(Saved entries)
• • • • • • •

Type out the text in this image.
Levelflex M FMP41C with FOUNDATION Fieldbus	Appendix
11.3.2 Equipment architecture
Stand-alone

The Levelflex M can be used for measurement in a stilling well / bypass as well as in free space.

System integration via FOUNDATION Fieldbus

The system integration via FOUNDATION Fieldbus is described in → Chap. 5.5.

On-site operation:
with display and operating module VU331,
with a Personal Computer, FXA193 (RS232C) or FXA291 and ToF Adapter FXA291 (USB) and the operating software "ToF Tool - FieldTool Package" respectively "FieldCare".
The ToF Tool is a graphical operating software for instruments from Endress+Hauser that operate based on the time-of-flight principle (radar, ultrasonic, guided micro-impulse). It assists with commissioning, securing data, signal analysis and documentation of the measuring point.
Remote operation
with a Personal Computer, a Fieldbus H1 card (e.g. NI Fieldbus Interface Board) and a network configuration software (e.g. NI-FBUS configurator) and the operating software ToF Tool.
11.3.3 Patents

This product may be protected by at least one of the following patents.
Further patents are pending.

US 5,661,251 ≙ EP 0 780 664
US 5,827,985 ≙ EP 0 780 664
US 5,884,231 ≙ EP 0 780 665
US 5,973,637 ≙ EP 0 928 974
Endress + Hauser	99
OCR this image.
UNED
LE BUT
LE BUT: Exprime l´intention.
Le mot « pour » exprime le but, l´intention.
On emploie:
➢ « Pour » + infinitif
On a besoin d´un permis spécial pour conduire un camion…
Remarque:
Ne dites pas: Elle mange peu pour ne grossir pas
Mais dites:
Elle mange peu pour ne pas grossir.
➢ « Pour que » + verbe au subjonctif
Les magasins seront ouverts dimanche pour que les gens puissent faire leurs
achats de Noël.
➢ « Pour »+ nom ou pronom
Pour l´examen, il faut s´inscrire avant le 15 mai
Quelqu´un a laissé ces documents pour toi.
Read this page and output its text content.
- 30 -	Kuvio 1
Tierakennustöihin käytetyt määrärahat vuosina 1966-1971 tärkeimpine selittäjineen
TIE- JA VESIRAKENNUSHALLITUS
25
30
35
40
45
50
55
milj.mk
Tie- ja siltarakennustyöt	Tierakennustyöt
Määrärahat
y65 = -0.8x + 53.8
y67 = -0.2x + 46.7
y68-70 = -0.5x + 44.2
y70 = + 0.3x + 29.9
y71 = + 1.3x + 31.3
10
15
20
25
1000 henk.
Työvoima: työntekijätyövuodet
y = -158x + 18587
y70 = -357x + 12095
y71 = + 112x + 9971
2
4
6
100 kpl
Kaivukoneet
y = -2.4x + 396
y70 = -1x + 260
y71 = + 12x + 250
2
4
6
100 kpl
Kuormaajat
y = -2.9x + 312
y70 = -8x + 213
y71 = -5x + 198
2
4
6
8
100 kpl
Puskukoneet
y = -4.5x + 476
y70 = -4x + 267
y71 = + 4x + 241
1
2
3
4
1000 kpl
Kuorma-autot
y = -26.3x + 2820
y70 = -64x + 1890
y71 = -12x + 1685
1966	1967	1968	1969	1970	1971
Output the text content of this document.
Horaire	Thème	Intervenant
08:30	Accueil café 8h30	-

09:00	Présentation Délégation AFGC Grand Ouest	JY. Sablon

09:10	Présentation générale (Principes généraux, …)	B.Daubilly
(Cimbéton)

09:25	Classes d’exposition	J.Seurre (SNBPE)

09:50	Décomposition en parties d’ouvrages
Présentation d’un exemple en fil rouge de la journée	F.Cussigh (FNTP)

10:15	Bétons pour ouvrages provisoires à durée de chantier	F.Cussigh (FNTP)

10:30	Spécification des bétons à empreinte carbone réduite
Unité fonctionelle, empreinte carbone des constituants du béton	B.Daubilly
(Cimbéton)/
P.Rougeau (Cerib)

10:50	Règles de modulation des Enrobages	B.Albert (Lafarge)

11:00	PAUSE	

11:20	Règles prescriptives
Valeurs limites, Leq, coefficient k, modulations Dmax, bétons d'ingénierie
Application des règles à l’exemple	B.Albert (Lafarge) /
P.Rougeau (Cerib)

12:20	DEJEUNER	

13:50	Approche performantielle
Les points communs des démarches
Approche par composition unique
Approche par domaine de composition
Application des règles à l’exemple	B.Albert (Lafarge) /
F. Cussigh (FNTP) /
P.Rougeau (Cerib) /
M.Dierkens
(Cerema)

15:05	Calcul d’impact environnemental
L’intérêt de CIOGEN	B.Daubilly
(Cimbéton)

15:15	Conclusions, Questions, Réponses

• • • • • • •

> _Given task_: Write the entries again, exactly as they stand.

> _Result of the exercise_:
Type out the text in this image.
Levelflex M FMP41C with FOUNDATION Fieldbus	Appendix
11.3.2 Equipment architecture
Stand-alone

The Levelflex M can be used for measurement in a stilling well / bypass as well as in free space.

System integration via FOUNDATION Fieldbus

The system integration via FOUNDATION Fieldbus is described in → Chap. 5.5.

On-site operation:
with display and operating module VU331,
with a Personal Computer, FXA193 (RS232C) or FXA291 and ToF Adapter FXA291 (USB) and the operating software "ToF Tool - FieldTool Package" respectively "FieldCare".
The ToF Tool is a graphical operating software for instruments from Endress+Hauser that operate based on the time-of-flight principle (radar, ultrasonic, guided micro-impulse). It assists with commissioning, securing data, signal analysis and documentation of the measuring point.
Remote operation
with a Personal Computer, a Fieldbus H1 card (e.g. NI Fieldbus Interface Board) and a network configuration software (e.g. NI-FBUS configurator) and the operating software ToF Tool.
11.3.3 Patents

This product may be protected by at least one of the following patents.
Further patents are pending.

US 5,661,251 ≙ EP 0 780 664
US 5,827,985 ≙ EP 0 780 664
US 5,884,231 ≙ EP 0 780 665
US 5,973,637 ≙ EP 0 928 974
Endress + Hauser	99
OCR this image.
UNED
LE BUT
LE BUT: Exprime l´intention.
Le mot « pour » exprime le but, l´intention.
On emploie:
➢ « Pour » + infinitif
On a besoin d´un permis spécial pour conduire un camion…
Remarque:
Ne dites pas: Elle mange peu pour ne grossir pas
Mais dites:
Elle mange peu pour ne pas grossir.
➢ « Pour que » + verbe au subjonctif
Les magasins seront ouverts dimanche pour que les gens puissent faire leurs
achats de Noël.
➢ « Pour »+ nom ou pronom
Pour l´examen, il faut s´inscrire avant le 15 mai
Quelqu´un a laissé ces documents pour toi.
Read this page and output its text content.
- 30 -	Kuvio 1
Tierakennustöihin käytetyt määrärahat vuosina 1966-1971 tärkeimpine selittäjineen
TIE- JA VESIRAKENNUSHALLITUS
25
30
35
40
45
50
55
milj.mk
Tie- ja siltarakennustyöt	Tierakennustyöt
Määrärahat
y65 = -0.8x + 53.8
y67 = -0.2x + 46.7
y68-70 = -0.5x + 44.2
y70 = + 0.3x + 29.9
y71 = + 1.3x + 31.3
10
15
20
25
1000 henk.
Työvoima: työntekijätyövuodet
y = -158x + 18587
y70 = -357x + 12095
y71 = + 112x + 9971
2
4
6
100 kpl
Kaivukoneet
y = -2.4x + 396
y70 = -1x + 260
y71 = + 12x + 250
2
4
6
100 kpl
Kuormaajat
y = -2.9x + 312
y70 = -8x + 213
y71 = -5x + 198
2
4
6
8
100 kpl
Puskukoneet
y = -4.5x + 476
y70 = -4x + 267
y71 = + 4x + 241
1
2
3
4
1000 kpl
Kuorma-autot
y = -26.3x + 2820
y70 = -64x + 1890
y71 = -12x + 1685
1966	1967	1968	1969	1970	1971
Output the text content of this document.
Horaire	Thème	Intervenant
08:30	Accueil café 8h30	-

09:00	Présentation Délégation AFGC Grand Ouest	JY. Sablon

09:10	Présentation générale (Principes généraux, …)	B.Daubilly
(Cimbéton)

09:25	Classes d’exposition	J.Seurre (SNBPE)

09:50	Décomposition en parties d’ouvrages
Présentation d’un exemple en fil rouge de la journée	F.Cussigh (FNTP)

10:15	Bétons pour ouvrages provisoires à durée de chantier	F.Cussigh (FNTP)

10:30	Spécification des bétons à empreinte carbone réduite
Unité fonctionelle, empreinte carbone des constituants du béton	B.Daubilly
(Cimbéton)/
P.Rougeau (Cerib)

10:50	Règles de modulation des Enrobages	B.Albert (Lafarge)

11:00	PAUSE	

11:20	Règles prescriptives
Valeurs limites, Leq, coefficient k, modulations Dmax, bétons d'ingénierie
Application des règles à l’exemple	B.Albert (Lafarge) /
P.Rougeau (Cerib)

12:20	DEJEUNER	

13:50	Approche performantielle
Les points communs des démarches
Approche par composition unique
Approche par domaine de composition
Application des règles à l’exemple	B.Albert (Lafarge) /
F. Cussigh (FNTP) /
P.Rougeau (Cerib) /
M.Dierkens
(Cerema)

15:05	Calcul d’impact environnemental
L’intérêt de CIOGEN	B.Daubilly
(Cimbéton)

15:15	Conclusions, Questions, Réponses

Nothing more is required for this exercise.